**Material for this exercise**
──────────────────────────────

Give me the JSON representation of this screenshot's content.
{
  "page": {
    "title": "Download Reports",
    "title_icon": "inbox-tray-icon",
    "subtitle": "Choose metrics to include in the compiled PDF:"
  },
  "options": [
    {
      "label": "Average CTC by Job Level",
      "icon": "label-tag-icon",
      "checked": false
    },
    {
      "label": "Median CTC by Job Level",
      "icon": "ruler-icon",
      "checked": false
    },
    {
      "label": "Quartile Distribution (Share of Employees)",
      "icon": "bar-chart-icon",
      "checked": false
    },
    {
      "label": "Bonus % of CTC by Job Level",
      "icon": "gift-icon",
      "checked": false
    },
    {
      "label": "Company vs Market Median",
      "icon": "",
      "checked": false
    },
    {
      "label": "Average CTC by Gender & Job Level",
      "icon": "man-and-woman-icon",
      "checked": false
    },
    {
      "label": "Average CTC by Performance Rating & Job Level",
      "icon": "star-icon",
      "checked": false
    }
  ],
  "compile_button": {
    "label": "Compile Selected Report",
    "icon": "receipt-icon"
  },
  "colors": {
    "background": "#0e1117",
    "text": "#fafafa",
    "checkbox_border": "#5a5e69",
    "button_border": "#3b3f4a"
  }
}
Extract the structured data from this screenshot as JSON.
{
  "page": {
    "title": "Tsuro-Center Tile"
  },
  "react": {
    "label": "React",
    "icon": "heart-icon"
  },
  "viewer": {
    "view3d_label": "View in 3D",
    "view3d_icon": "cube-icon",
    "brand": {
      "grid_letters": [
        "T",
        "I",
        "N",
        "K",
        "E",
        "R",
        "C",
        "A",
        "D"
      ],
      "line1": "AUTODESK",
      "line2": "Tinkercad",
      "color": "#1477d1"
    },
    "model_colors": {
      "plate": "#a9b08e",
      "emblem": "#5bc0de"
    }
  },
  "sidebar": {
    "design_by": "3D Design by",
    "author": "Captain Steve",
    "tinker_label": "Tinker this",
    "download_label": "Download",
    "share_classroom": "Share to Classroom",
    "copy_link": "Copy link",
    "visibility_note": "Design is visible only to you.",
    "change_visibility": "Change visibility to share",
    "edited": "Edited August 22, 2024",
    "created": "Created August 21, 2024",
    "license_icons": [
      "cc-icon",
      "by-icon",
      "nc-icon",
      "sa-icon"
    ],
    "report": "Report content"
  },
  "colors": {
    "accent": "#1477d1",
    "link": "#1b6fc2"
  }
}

──────────────────────────────

**Task to complete**
From the entries above, copy out every line where the string "content" appears.

**Result**
Give me the JSON representation of this screenshot's content.
    "report": "Report content"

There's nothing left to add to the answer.